■ The request:
Search the listing for the string "section" and copy every line that contains it.

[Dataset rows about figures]
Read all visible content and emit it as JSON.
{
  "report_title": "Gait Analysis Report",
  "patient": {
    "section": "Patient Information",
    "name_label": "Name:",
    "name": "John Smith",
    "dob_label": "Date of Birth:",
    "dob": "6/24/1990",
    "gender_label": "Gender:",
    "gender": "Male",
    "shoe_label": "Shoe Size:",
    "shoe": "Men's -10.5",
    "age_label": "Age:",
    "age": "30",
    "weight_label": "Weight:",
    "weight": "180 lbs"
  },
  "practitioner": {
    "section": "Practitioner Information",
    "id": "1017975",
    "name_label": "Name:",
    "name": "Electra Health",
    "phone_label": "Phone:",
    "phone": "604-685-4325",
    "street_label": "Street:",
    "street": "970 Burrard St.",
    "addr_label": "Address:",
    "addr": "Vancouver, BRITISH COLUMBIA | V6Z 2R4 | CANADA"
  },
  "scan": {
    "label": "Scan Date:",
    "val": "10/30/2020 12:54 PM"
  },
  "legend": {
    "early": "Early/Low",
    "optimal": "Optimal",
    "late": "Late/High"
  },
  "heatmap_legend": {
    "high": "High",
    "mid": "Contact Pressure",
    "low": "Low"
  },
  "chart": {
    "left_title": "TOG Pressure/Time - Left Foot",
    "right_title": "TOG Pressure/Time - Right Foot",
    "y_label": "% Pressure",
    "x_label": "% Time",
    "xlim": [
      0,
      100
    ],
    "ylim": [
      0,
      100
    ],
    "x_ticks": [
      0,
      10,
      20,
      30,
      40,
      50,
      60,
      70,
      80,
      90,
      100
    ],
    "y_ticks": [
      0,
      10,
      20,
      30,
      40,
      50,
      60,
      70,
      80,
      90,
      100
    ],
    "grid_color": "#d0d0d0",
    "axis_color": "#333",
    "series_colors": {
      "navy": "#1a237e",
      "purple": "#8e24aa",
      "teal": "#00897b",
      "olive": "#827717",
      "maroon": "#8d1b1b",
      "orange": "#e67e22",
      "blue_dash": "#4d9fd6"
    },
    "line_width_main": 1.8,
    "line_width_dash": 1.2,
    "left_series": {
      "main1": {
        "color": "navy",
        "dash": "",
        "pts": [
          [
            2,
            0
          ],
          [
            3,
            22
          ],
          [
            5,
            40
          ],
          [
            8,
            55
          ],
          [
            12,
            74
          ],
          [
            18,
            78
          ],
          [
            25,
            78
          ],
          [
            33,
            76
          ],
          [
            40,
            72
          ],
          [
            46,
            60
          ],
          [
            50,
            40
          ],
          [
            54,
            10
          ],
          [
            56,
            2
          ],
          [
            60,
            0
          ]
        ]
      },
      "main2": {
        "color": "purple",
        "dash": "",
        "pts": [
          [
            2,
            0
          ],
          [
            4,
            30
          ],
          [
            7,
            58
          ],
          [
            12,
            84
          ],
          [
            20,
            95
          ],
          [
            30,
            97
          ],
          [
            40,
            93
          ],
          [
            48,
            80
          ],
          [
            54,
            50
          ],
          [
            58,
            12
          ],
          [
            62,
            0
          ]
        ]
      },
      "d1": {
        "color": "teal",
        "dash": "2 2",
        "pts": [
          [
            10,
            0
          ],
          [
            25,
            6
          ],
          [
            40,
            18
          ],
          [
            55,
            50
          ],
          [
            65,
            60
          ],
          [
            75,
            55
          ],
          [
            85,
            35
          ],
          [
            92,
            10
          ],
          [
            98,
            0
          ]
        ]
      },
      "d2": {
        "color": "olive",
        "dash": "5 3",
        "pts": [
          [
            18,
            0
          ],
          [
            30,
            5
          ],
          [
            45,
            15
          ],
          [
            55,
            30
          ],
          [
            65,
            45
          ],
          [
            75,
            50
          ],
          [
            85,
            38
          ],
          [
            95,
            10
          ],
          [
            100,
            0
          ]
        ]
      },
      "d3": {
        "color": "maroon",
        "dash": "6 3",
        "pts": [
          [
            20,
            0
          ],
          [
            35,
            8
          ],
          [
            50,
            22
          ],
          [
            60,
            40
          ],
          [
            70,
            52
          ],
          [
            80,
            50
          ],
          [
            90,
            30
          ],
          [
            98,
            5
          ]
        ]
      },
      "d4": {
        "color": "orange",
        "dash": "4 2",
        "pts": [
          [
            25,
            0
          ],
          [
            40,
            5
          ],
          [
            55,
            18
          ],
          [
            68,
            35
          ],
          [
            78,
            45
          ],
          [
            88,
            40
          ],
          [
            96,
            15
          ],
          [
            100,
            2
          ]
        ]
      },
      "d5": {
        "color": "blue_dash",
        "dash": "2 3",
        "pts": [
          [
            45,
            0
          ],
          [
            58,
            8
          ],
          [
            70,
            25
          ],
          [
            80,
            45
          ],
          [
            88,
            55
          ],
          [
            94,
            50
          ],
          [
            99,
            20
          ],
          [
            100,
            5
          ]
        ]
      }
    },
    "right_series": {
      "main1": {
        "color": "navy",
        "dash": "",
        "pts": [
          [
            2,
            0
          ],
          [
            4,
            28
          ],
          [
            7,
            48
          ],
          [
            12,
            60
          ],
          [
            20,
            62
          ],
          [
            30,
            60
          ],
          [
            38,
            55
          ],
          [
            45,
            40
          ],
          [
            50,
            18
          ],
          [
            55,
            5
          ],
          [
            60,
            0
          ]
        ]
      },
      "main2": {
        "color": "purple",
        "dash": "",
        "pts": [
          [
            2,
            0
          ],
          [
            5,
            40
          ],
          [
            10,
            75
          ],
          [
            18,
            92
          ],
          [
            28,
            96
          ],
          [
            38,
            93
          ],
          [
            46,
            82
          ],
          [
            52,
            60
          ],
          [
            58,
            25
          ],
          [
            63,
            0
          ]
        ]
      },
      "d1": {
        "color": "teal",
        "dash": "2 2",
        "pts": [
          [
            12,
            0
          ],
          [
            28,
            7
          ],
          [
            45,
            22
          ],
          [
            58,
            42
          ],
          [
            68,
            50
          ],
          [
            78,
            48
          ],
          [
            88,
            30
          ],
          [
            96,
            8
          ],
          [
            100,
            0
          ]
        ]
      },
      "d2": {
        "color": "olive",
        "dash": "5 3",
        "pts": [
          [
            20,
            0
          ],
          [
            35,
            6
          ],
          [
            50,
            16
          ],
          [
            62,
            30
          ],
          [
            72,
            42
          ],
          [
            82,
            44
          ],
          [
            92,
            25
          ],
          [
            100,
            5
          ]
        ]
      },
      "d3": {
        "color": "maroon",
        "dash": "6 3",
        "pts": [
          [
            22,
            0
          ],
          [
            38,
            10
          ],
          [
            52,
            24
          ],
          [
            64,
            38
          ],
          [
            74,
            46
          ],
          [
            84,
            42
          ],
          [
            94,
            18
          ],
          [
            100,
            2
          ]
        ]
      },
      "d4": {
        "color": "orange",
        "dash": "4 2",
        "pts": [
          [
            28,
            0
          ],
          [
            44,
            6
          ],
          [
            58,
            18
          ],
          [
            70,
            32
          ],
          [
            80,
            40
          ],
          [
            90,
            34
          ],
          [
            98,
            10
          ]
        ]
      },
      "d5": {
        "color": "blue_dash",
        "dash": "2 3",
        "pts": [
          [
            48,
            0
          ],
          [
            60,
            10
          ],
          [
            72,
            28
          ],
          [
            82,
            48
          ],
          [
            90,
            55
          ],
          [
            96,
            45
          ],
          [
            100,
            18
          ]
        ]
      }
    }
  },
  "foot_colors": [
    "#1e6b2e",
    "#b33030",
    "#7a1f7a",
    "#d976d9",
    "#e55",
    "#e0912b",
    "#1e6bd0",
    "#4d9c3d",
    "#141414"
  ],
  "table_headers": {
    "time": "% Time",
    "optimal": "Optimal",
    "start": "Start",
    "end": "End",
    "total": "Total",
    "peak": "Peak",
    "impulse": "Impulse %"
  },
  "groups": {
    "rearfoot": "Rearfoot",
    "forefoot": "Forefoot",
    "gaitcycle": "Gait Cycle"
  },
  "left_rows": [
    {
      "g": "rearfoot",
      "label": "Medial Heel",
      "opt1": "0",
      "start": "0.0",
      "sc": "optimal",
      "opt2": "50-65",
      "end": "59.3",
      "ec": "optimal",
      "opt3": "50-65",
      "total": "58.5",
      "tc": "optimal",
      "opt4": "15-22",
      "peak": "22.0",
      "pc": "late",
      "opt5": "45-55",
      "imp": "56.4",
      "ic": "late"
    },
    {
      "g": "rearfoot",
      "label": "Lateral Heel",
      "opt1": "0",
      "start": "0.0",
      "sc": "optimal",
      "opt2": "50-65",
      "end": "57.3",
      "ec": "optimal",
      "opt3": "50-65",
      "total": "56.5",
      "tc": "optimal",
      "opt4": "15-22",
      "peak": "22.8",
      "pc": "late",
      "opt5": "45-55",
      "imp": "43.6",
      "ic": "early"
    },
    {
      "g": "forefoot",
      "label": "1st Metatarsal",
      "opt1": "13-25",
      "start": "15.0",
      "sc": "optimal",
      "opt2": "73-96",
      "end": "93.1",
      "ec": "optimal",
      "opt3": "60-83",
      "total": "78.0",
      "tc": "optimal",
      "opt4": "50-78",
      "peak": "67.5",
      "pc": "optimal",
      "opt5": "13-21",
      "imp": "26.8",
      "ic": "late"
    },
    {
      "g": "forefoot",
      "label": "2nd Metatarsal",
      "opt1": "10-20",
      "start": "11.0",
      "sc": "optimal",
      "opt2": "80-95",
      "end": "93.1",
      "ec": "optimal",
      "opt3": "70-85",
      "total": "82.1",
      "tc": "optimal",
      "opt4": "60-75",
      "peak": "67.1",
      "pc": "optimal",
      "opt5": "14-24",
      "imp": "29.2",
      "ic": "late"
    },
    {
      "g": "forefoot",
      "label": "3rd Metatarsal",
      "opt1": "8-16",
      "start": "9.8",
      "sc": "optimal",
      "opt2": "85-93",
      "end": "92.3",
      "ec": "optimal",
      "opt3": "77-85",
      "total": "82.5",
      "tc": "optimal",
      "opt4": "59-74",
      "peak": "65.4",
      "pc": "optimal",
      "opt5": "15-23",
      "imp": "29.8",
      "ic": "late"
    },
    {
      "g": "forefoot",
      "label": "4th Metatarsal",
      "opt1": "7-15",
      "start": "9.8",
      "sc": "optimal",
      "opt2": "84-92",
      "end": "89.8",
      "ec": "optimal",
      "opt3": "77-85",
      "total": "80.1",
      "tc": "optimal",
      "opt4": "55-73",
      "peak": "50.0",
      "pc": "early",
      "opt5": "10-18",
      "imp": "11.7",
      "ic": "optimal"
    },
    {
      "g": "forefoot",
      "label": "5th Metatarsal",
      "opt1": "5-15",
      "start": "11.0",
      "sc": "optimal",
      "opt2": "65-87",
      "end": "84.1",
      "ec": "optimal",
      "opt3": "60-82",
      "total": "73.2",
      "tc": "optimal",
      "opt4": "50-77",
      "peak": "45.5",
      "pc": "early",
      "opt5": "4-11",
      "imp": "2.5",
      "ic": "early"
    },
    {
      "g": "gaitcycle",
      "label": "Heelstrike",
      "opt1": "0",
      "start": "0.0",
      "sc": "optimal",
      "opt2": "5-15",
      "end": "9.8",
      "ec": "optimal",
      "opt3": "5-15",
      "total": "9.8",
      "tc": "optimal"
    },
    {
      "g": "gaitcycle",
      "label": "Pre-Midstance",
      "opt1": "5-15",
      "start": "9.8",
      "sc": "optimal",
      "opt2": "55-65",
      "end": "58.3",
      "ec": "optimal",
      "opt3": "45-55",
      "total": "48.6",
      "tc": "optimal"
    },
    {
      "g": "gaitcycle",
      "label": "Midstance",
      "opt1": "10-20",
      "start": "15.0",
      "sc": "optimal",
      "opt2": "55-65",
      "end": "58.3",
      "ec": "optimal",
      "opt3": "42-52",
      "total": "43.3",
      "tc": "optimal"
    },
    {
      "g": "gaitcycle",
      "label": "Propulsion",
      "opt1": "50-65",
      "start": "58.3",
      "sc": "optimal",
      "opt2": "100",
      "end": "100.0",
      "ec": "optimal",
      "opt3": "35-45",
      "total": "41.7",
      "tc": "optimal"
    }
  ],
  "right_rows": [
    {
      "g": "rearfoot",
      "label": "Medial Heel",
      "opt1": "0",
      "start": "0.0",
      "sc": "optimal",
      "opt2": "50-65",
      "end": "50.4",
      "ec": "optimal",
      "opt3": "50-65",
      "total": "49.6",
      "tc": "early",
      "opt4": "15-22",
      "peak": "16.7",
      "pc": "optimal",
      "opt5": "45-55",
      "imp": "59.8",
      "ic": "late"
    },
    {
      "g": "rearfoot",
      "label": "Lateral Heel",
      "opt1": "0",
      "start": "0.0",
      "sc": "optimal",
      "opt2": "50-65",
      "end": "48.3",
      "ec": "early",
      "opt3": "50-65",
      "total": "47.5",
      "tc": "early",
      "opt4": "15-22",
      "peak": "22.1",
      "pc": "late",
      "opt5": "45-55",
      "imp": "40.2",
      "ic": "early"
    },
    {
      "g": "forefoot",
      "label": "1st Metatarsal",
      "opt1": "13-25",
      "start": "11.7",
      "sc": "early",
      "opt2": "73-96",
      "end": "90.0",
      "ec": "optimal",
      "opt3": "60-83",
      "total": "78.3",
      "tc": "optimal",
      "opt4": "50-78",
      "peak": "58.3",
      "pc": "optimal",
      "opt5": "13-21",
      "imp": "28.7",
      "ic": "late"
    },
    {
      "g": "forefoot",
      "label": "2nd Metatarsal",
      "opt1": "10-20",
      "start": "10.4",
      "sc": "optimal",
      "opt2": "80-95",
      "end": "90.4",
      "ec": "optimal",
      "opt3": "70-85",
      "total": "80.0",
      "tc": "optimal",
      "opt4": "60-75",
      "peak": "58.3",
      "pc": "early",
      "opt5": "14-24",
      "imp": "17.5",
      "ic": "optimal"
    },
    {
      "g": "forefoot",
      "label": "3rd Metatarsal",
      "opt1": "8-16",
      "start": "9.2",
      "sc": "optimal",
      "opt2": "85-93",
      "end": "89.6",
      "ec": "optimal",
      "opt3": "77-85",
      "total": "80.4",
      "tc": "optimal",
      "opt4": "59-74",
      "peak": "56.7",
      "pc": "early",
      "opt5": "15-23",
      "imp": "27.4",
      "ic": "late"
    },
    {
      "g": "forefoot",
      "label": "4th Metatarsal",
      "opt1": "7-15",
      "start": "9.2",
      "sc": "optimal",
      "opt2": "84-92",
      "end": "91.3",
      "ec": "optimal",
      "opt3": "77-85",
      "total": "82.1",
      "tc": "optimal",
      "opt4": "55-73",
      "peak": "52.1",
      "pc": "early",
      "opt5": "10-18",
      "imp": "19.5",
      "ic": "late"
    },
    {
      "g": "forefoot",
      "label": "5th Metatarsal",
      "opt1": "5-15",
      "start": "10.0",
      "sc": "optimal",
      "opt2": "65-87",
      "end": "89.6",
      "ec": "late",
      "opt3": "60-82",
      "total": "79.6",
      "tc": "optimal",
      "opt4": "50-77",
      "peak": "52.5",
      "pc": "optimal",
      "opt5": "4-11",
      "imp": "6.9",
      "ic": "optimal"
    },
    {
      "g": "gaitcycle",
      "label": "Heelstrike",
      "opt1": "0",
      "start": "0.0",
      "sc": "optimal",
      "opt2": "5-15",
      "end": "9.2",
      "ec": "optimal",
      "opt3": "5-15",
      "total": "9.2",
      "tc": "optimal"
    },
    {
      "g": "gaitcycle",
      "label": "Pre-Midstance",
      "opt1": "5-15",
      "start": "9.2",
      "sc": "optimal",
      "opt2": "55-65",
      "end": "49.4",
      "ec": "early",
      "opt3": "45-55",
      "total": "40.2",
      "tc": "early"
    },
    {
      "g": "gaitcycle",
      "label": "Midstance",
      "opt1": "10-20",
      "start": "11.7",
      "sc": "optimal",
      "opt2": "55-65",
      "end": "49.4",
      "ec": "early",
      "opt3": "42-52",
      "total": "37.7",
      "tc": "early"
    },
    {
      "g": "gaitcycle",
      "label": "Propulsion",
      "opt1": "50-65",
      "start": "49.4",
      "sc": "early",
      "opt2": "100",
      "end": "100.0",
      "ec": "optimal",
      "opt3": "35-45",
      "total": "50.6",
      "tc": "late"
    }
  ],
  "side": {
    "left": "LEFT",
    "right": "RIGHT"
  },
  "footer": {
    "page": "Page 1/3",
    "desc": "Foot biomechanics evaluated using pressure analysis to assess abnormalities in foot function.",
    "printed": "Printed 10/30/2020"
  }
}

■ Completed exercise:
    "section": "Patient Information",
    "section": "Practitioner Information",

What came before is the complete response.